● SET EXERCISE:
Determine how many lines include the word "emissions", then give that number and nothing more.

● RECORDS FOR THE TASK:
★ ★ ★ ★
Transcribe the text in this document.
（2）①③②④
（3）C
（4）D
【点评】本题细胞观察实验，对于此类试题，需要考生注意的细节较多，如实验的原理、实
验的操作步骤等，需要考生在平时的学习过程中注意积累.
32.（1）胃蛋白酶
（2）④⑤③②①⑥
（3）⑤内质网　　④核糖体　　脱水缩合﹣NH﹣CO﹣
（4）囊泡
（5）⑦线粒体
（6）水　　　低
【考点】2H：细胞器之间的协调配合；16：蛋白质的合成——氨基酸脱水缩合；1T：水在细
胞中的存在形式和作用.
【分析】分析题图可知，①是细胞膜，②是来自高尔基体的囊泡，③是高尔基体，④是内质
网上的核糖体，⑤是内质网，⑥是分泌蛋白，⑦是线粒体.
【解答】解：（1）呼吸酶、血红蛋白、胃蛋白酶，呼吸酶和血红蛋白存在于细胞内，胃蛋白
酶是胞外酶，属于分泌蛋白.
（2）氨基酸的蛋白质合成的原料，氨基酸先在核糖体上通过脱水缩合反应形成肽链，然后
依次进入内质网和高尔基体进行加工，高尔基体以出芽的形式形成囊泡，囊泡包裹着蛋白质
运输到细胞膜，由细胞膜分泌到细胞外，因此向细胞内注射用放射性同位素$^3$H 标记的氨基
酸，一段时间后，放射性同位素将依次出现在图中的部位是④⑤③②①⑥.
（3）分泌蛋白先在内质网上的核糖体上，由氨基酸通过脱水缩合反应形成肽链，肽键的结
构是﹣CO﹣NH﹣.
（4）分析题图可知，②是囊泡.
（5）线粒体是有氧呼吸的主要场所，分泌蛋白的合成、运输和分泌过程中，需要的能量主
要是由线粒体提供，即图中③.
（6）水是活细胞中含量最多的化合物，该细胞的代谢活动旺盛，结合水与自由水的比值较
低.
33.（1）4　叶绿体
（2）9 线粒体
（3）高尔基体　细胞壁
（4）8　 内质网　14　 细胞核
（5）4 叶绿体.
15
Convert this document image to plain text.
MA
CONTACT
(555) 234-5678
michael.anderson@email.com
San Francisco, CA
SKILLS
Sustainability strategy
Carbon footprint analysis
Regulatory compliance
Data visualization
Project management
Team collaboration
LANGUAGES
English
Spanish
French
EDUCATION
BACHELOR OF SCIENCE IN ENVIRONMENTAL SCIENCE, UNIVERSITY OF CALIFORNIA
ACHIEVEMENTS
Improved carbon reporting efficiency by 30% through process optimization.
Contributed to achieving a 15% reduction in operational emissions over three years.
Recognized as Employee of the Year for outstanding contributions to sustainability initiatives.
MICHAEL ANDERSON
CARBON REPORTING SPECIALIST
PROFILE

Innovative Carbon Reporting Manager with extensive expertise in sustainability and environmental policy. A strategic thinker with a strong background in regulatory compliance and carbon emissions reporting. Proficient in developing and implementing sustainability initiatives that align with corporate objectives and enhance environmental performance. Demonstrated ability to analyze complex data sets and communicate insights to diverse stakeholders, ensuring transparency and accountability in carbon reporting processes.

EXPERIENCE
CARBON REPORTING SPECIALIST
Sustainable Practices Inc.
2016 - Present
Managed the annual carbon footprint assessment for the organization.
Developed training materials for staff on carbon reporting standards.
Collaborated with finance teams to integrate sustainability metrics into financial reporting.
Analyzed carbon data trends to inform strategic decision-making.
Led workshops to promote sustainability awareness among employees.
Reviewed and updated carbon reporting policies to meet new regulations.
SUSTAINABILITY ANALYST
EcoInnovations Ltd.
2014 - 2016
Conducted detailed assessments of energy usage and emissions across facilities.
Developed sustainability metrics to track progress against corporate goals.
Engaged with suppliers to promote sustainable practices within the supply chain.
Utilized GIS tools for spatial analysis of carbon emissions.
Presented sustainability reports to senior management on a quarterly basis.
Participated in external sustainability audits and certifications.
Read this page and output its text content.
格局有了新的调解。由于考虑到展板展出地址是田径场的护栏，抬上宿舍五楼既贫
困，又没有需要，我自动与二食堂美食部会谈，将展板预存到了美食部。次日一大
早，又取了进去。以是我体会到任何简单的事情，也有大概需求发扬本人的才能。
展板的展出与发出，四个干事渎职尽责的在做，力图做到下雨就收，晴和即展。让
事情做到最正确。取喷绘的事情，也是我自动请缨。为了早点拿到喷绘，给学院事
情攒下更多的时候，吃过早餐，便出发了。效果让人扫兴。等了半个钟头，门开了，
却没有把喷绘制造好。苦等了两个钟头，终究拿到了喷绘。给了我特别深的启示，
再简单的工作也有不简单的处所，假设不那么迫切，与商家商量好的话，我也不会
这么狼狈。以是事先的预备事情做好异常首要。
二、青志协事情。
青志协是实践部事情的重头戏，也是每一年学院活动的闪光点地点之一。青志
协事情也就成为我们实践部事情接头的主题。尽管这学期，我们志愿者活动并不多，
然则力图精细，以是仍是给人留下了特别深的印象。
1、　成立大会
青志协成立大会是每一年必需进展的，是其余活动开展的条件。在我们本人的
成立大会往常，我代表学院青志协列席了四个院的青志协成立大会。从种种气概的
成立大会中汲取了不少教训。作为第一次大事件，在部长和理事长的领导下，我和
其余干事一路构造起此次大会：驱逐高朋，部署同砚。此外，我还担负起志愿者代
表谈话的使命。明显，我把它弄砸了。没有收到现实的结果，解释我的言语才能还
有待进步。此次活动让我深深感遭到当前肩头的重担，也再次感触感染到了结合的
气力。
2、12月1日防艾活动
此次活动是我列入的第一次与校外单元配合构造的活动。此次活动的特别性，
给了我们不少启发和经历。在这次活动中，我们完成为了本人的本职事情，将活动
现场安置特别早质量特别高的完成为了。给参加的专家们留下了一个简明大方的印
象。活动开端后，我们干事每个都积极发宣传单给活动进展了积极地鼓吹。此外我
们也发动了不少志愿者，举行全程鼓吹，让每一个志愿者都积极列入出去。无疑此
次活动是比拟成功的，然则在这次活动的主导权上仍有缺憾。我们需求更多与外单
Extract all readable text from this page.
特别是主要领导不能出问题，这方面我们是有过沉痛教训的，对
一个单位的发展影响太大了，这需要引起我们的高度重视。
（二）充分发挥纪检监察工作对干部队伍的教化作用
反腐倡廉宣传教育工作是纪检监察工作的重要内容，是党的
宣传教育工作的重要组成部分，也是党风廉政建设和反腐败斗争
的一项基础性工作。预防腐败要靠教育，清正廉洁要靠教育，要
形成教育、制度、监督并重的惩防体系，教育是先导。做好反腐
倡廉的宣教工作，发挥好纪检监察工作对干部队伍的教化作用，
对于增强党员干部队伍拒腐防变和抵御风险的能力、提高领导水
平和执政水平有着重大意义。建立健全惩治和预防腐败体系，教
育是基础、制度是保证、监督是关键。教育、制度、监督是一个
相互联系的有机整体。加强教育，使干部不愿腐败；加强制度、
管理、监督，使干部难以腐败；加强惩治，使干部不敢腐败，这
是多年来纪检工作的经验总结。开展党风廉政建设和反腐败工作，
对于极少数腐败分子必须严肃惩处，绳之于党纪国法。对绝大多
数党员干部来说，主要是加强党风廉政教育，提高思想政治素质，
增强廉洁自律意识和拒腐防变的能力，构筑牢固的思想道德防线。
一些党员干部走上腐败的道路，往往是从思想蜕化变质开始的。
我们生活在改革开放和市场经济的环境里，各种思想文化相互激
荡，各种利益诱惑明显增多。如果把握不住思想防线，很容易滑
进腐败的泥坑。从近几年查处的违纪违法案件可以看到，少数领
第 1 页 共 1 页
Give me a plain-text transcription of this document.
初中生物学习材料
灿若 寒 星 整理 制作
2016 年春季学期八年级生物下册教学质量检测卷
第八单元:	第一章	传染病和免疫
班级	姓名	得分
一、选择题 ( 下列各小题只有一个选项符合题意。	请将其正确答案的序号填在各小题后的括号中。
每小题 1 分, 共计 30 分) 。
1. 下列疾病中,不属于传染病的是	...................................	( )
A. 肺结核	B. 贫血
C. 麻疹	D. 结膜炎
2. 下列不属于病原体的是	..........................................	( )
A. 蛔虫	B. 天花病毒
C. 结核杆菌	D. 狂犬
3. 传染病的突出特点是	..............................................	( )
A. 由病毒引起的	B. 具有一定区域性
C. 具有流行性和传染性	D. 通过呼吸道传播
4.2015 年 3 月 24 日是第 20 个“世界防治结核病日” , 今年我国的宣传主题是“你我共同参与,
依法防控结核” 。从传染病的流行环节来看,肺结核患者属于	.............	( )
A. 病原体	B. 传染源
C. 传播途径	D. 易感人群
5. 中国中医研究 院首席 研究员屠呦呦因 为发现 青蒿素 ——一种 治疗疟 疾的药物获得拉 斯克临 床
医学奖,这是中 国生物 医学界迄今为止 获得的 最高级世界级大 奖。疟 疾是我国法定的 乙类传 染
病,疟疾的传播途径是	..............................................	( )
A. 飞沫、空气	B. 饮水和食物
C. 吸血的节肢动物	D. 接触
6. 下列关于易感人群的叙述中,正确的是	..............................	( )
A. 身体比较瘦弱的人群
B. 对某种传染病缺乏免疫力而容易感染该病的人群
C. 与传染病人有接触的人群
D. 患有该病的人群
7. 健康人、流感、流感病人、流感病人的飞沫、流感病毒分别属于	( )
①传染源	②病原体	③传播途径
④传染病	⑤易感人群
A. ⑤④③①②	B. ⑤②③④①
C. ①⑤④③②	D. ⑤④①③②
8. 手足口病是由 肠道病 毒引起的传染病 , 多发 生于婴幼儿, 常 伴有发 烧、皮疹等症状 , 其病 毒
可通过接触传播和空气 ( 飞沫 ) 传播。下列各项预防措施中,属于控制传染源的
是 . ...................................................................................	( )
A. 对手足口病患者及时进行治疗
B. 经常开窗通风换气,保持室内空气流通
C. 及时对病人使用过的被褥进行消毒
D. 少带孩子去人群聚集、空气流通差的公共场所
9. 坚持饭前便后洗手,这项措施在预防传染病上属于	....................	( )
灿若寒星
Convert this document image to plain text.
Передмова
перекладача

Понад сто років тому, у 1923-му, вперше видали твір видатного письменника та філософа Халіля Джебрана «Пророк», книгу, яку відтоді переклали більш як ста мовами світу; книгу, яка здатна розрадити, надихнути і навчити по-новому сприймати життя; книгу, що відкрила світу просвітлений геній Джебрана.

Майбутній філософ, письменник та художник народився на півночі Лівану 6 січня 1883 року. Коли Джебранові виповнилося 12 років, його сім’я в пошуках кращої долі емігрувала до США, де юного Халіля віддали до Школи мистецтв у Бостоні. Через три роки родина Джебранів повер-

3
★ ★ ★ ★
● IN RESPONSE:
4